Of all the lines in the data below, how many contain "Level"? Report that number alone.

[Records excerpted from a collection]
------------------------------------------------------------------------

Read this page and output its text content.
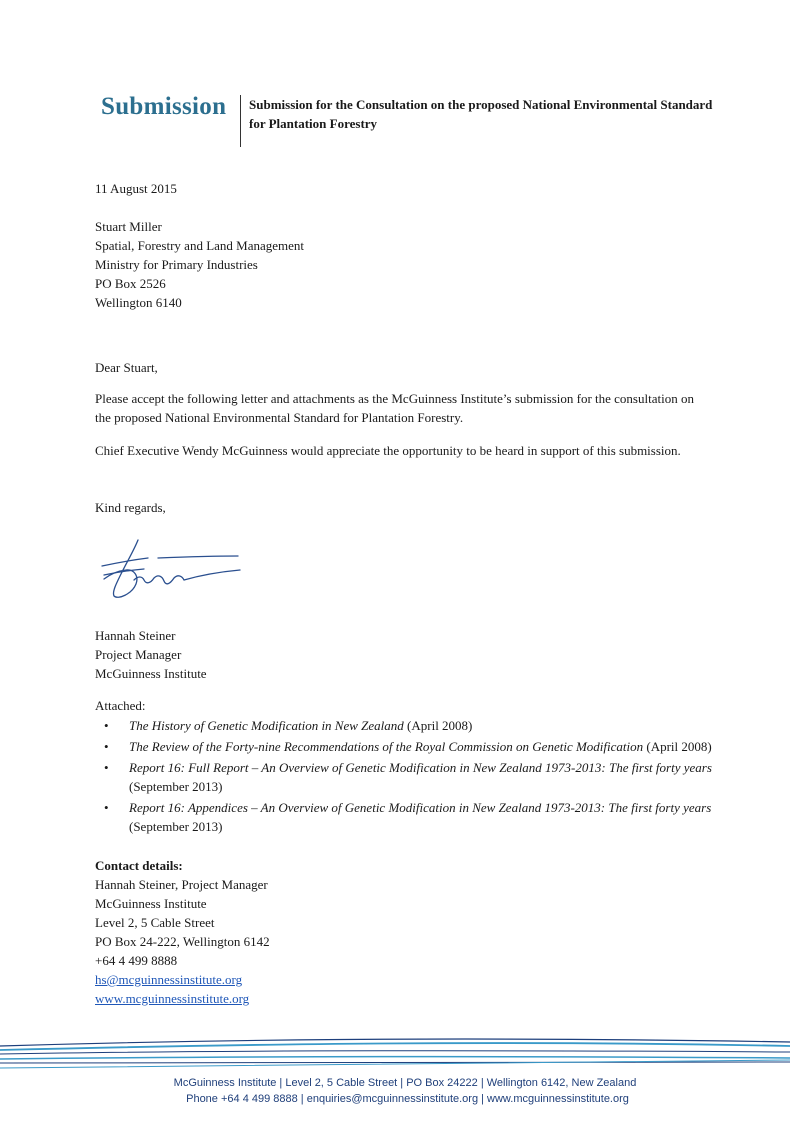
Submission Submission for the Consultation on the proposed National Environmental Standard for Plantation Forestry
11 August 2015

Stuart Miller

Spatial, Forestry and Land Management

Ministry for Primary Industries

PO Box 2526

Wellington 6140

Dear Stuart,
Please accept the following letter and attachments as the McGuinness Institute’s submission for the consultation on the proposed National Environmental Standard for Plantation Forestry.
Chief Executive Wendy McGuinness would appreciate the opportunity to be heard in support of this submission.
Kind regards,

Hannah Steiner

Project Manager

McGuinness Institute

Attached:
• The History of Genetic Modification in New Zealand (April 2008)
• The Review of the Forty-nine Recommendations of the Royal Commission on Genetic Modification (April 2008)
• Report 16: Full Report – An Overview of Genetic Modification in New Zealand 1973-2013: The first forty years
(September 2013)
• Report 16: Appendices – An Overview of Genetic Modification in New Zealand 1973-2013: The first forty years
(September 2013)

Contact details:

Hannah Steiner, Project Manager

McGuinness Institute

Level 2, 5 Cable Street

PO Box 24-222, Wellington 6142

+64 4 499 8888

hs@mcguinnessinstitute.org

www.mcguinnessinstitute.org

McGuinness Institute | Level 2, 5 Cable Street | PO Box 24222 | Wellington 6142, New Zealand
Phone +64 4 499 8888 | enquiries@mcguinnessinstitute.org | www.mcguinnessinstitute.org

------------------------------------------------------------------------

→ COMPLETED TASK: 2